# WHAT IS NEEDED:
Copy out lines with the word "двигателя" from the material that follows.

Dataset excerpts:
::::::
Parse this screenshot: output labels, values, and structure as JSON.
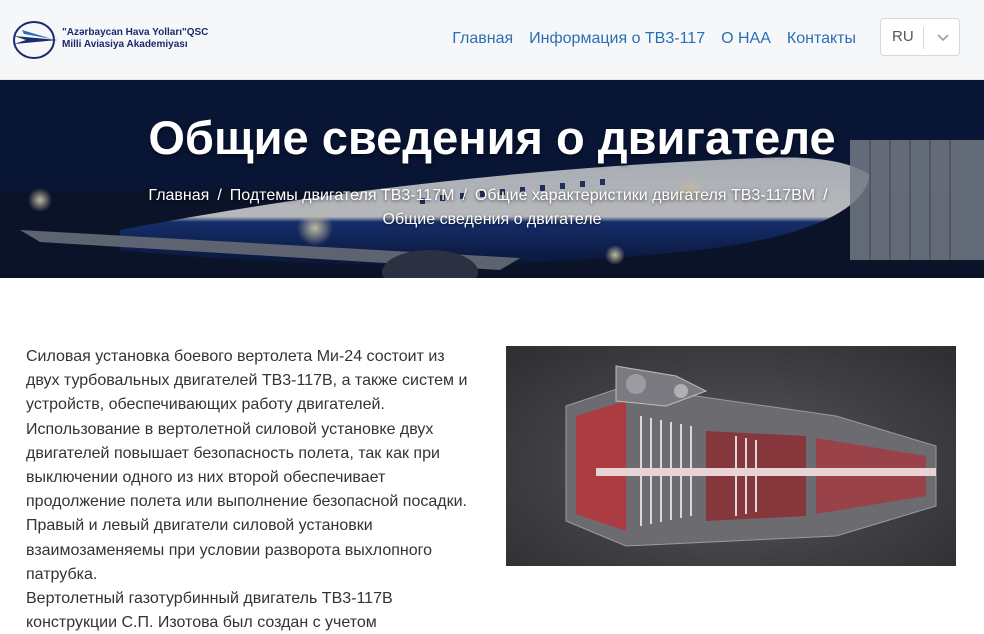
{
  "logo": {
    "line1": "\"Azərbaycan Hava Yolları\"QSC",
    "line2": "Milli Aviasiya Akademiyası"
  },
  "nav": {
    "items": [
      {
        "label": "Главная"
      },
      {
        "label": "Информация о ТВ3-117"
      },
      {
        "label": "О НАА"
      },
      {
        "label": "Контакты"
      }
    ]
  },
  "language": {
    "selected": "RU"
  },
  "hero": {
    "title": "Общие сведения о двигателе",
    "breadcrumbs": [
      "Главная",
      "Подтемы двигателя ТВ3-117М",
      "Общие характеристики двигателя ТВ3-117ВМ",
      "Общие сведения о двигателе"
    ],
    "separator": "/"
  },
  "content": {
    "paragraph1": "Силовая установка боевого вертолета Ми-24 состоит из двух турбовальных двигателей ТВ3-117В, а также систем и устройств, обеспечивающих работу двигателей. Использование в вертолетной силовой установке двух двигателей повышает безопасность полета, так как при выключении одного из них второй обеспечивает продолжение полета или выполнение безопасной посадки. Правый и левый двигатели силовой установки взаимозаменяемы при условии разворота выхлопного патрубка.",
    "paragraph2": "Вертолетный газотурбинный двигатель ТВ3-117В конструкции С.П. Изотова был создан с учетом"
  },
  "colors": {
    "link": "#2a6fb5",
    "brand": "#1a2a6c",
    "hero": "#12255a"
  }
}
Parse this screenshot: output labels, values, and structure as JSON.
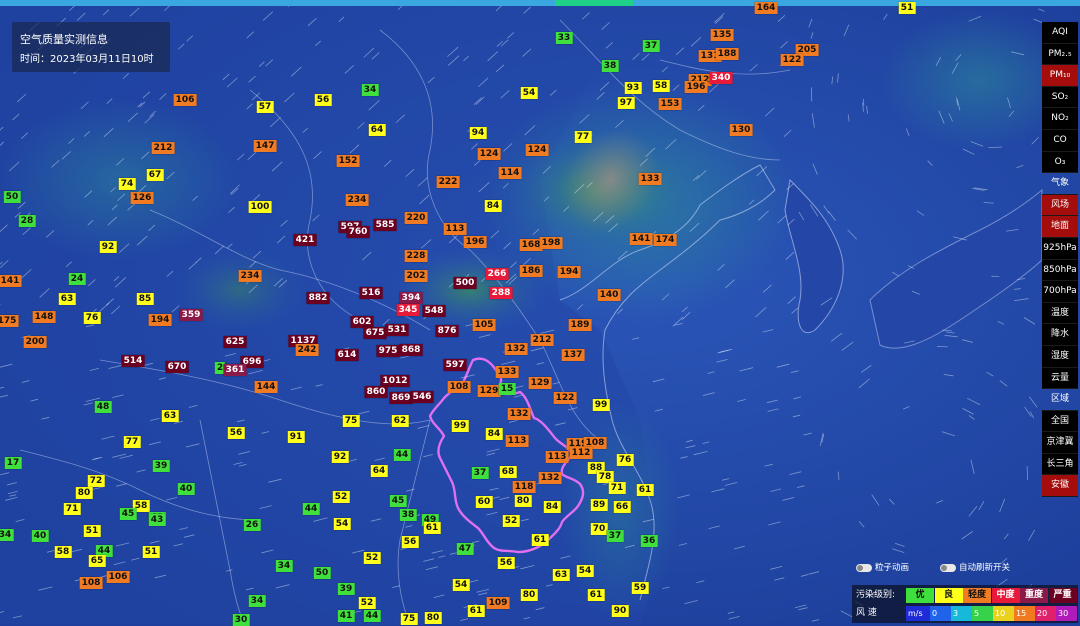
{
  "info": {
    "title": "空气质量实测信息",
    "time": "时间：2023年03月11日10时"
  },
  "colors": {
    "good": "#3fe03b",
    "moderate": "#ffff1a",
    "light": "#f07b22",
    "medium": "#e81a3a",
    "heavy": "#8b1a48",
    "severe": "#6b0020",
    "ocean": "#1f3f9e",
    "anhui_border": "#e070f0"
  },
  "layers": {
    "pollutants": [
      "AQI",
      "PM₂.₅",
      "PM₁₀",
      "SO₂",
      "NO₂",
      "CO",
      "O₃"
    ],
    "active_pollutant": "PM₁₀",
    "weather_header": "气象",
    "weather": [
      "风场",
      "地面",
      "925hPa",
      "850hPa",
      "700hPa",
      "温度",
      "降水",
      "湿度",
      "云量"
    ],
    "active_weather": [
      "风场",
      "地面"
    ],
    "region_header": "区域",
    "regions": [
      "全国",
      "京津冀",
      "长三角",
      "安徽"
    ],
    "active_region": "安徽"
  },
  "toggles": {
    "particle_animation": "粒子动画",
    "auto_refresh": "自动刷新开关"
  },
  "legend": {
    "pollution_title": "污染级别:",
    "levels": [
      {
        "label": "优",
        "color": "#3fe03b",
        "text": "#111"
      },
      {
        "label": "良",
        "color": "#ffff1a",
        "text": "#111"
      },
      {
        "label": "轻度",
        "color": "#f07b22",
        "text": "#111"
      },
      {
        "label": "中度",
        "color": "#e81a3a",
        "text": "#fff"
      },
      {
        "label": "重度",
        "color": "#8b1a48",
        "text": "#fff"
      },
      {
        "label": "严重",
        "color": "#6b0020",
        "text": "#fff"
      }
    ],
    "wind_title": "风   速",
    "wind_unit": "m/s",
    "wind_ticks": [
      "0",
      "3",
      "5",
      "10",
      "15",
      "20",
      "30"
    ]
  },
  "stations": [
    {
      "v": "33"
    },
    {
      "v": "37"
    },
    {
      "v": "164"
    },
    {
      "v": "51"
    },
    {
      "v": "135"
    },
    {
      "v": "131"
    },
    {
      "v": "188"
    },
    {
      "v": "205"
    },
    {
      "v": "122"
    },
    {
      "v": "38"
    },
    {
      "v": "212"
    },
    {
      "v": "340"
    },
    {
      "v": "93"
    },
    {
      "v": "58"
    },
    {
      "v": "196"
    },
    {
      "v": "34"
    },
    {
      "v": "54"
    },
    {
      "v": "97"
    },
    {
      "v": "153"
    },
    {
      "v": "106"
    },
    {
      "v": "57"
    },
    {
      "v": "56"
    },
    {
      "v": "64"
    },
    {
      "v": "94"
    },
    {
      "v": "77"
    },
    {
      "v": "130"
    },
    {
      "v": "212"
    },
    {
      "v": "147"
    },
    {
      "v": "124"
    },
    {
      "v": "124"
    },
    {
      "v": "152"
    },
    {
      "v": "114"
    },
    {
      "v": "133"
    },
    {
      "v": "67"
    },
    {
      "v": "74"
    },
    {
      "v": "222"
    },
    {
      "v": "126"
    },
    {
      "v": "50"
    },
    {
      "v": "234"
    },
    {
      "v": "100"
    },
    {
      "v": "84"
    },
    {
      "v": "28"
    },
    {
      "v": "597"
    },
    {
      "v": "585"
    },
    {
      "v": "220"
    },
    {
      "v": "760"
    },
    {
      "v": "113"
    },
    {
      "v": "421"
    },
    {
      "v": "196"
    },
    {
      "v": "168"
    },
    {
      "v": "198"
    },
    {
      "v": "141"
    },
    {
      "v": "174"
    },
    {
      "v": "92"
    },
    {
      "v": "228"
    },
    {
      "v": "266"
    },
    {
      "v": "186"
    },
    {
      "v": "194"
    },
    {
      "v": "24"
    },
    {
      "v": "234"
    },
    {
      "v": "202"
    },
    {
      "v": "141"
    },
    {
      "v": "500"
    },
    {
      "v": "516"
    },
    {
      "v": "288"
    },
    {
      "v": "882"
    },
    {
      "v": "394"
    },
    {
      "v": "140"
    },
    {
      "v": "63"
    },
    {
      "v": "85"
    },
    {
      "v": "345"
    },
    {
      "v": "548"
    },
    {
      "v": "148"
    },
    {
      "v": "76"
    },
    {
      "v": "194"
    },
    {
      "v": "359"
    },
    {
      "v": "175"
    },
    {
      "v": "602"
    },
    {
      "v": "105"
    },
    {
      "v": "189"
    },
    {
      "v": "675"
    },
    {
      "v": "531"
    },
    {
      "v": "876"
    },
    {
      "v": "212"
    },
    {
      "v": "200"
    },
    {
      "v": "625"
    },
    {
      "v": "1137"
    },
    {
      "v": "132"
    },
    {
      "v": "242"
    },
    {
      "v": "975"
    },
    {
      "v": "868"
    },
    {
      "v": "137"
    },
    {
      "v": "614"
    },
    {
      "v": "514"
    },
    {
      "v": "696"
    },
    {
      "v": "670"
    },
    {
      "v": "2"
    },
    {
      "v": "361"
    },
    {
      "v": "597"
    },
    {
      "v": "133"
    },
    {
      "v": "1012"
    },
    {
      "v": "129"
    },
    {
      "v": "144"
    },
    {
      "v": "108"
    },
    {
      "v": "860"
    },
    {
      "v": "869"
    },
    {
      "v": "546"
    },
    {
      "v": "129"
    },
    {
      "v": "15"
    },
    {
      "v": "122"
    },
    {
      "v": "48"
    },
    {
      "v": "99"
    },
    {
      "v": "63"
    },
    {
      "v": "132"
    },
    {
      "v": "75"
    },
    {
      "v": "62"
    },
    {
      "v": "99"
    },
    {
      "v": "56"
    },
    {
      "v": "91"
    },
    {
      "v": "84"
    },
    {
      "v": "77"
    },
    {
      "v": "113"
    },
    {
      "v": "119"
    },
    {
      "v": "108"
    },
    {
      "v": "44"
    },
    {
      "v": "92"
    },
    {
      "v": "112"
    },
    {
      "v": "17"
    },
    {
      "v": "39"
    },
    {
      "v": "113"
    },
    {
      "v": "76"
    },
    {
      "v": "64"
    },
    {
      "v": "88"
    },
    {
      "v": "72"
    },
    {
      "v": "37"
    },
    {
      "v": "68"
    },
    {
      "v": "78"
    },
    {
      "v": "132"
    },
    {
      "v": "71"
    },
    {
      "v": "40"
    },
    {
      "v": "80"
    },
    {
      "v": "118"
    },
    {
      "v": "61"
    },
    {
      "v": "52"
    },
    {
      "v": "45"
    },
    {
      "v": "60"
    },
    {
      "v": "80"
    },
    {
      "v": "89"
    },
    {
      "v": "66"
    },
    {
      "v": "84"
    },
    {
      "v": "58"
    },
    {
      "v": "71"
    },
    {
      "v": "45"
    },
    {
      "v": "43"
    },
    {
      "v": "44"
    },
    {
      "v": "38"
    },
    {
      "v": "49"
    },
    {
      "v": "52"
    },
    {
      "v": "70"
    },
    {
      "v": "26"
    },
    {
      "v": "54"
    },
    {
      "v": "61"
    },
    {
      "v": "51"
    },
    {
      "v": "34"
    },
    {
      "v": "40"
    },
    {
      "v": "43"
    },
    {
      "v": "37"
    },
    {
      "v": "36"
    },
    {
      "v": "51"
    },
    {
      "v": "44"
    },
    {
      "v": "56"
    },
    {
      "v": "61"
    },
    {
      "v": "58"
    },
    {
      "v": "47"
    },
    {
      "v": "52"
    },
    {
      "v": "65"
    },
    {
      "v": "56"
    },
    {
      "v": "34"
    },
    {
      "v": "54"
    },
    {
      "v": "63"
    },
    {
      "v": "106"
    },
    {
      "v": "50"
    },
    {
      "v": "108"
    },
    {
      "v": "39"
    },
    {
      "v": "54"
    },
    {
      "v": "59"
    },
    {
      "v": "109"
    },
    {
      "v": "61"
    },
    {
      "v": "80"
    },
    {
      "v": "52"
    },
    {
      "v": "34"
    },
    {
      "v": "61"
    },
    {
      "v": "30"
    },
    {
      "v": "41"
    },
    {
      "v": "44"
    },
    {
      "v": "75"
    },
    {
      "v": "80"
    },
    {
      "v": "90"
    }
  ]
}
::::::
# RESULT FOR THIS EXERCISE:
      "Подтемы двигателя ТВ3-117М",
      "Общие характеристики двигателя ТВ3-117ВМ",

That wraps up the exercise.